Task objective
Reproduce all of the data exactly, with no line skipped.

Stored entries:
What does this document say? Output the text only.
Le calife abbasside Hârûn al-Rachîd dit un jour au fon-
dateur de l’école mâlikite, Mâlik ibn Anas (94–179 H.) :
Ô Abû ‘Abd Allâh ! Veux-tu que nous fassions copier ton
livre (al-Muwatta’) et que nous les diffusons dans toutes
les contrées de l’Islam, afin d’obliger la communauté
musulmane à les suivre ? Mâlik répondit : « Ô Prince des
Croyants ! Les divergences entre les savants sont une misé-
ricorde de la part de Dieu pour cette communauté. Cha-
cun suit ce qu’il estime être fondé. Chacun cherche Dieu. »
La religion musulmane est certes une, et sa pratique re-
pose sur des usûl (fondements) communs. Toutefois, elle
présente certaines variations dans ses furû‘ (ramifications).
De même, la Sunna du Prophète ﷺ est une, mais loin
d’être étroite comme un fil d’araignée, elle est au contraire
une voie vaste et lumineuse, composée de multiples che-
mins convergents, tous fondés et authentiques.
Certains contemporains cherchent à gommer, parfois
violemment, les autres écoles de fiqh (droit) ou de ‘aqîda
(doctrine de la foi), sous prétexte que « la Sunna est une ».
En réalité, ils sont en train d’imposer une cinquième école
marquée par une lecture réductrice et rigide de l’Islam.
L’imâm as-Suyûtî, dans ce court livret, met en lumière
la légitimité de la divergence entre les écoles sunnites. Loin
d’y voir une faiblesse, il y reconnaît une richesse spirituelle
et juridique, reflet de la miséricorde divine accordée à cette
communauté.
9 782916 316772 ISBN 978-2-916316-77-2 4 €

Output of the task
What does this document say? Output the text only.
Le calife abbasside Hârûn al-Rachîd dit un jour au fon-
dateur de l’école mâlikite, Mâlik ibn Anas (94–179 H.) :
Ô Abû ‘Abd Allâh ! Veux-tu que nous fassions copier ton
livre (al-Muwatta’) et que nous les diffusons dans toutes
les contrées de l’Islam, afin d’obliger la communauté
musulmane à les suivre ? Mâlik répondit : « Ô Prince des
Croyants ! Les divergences entre les savants sont une misé-
ricorde de la part de Dieu pour cette communauté. Cha-
cun suit ce qu’il estime être fondé. Chacun cherche Dieu. »
La religion musulmane est certes une, et sa pratique re-
pose sur des usûl (fondements) communs. Toutefois, elle
présente certaines variations dans ses furû‘ (ramifications).
De même, la Sunna du Prophète ﷺ est une, mais loin
d’être étroite comme un fil d’araignée, elle est au contraire
une voie vaste et lumineuse, composée de multiples che-
mins convergents, tous fondés et authentiques.
Certains contemporains cherchent à gommer, parfois
violemment, les autres écoles de fiqh (droit) ou de ‘aqîda
(doctrine de la foi), sous prétexte que « la Sunna est une ».
En réalité, ils sont en train d’imposer une cinquième école
marquée par une lecture réductrice et rigide de l’Islam.
L’imâm as-Suyûtî, dans ce court livret, met en lumière
la légitimité de la divergence entre les écoles sunnites. Loin
d’y voir une faiblesse, il y reconnaît une richesse spirituelle
et juridique, reflet de la miséricorde divine accordée à cette
communauté.
9 782916 316772 ISBN 978-2-916316-77-2 4 €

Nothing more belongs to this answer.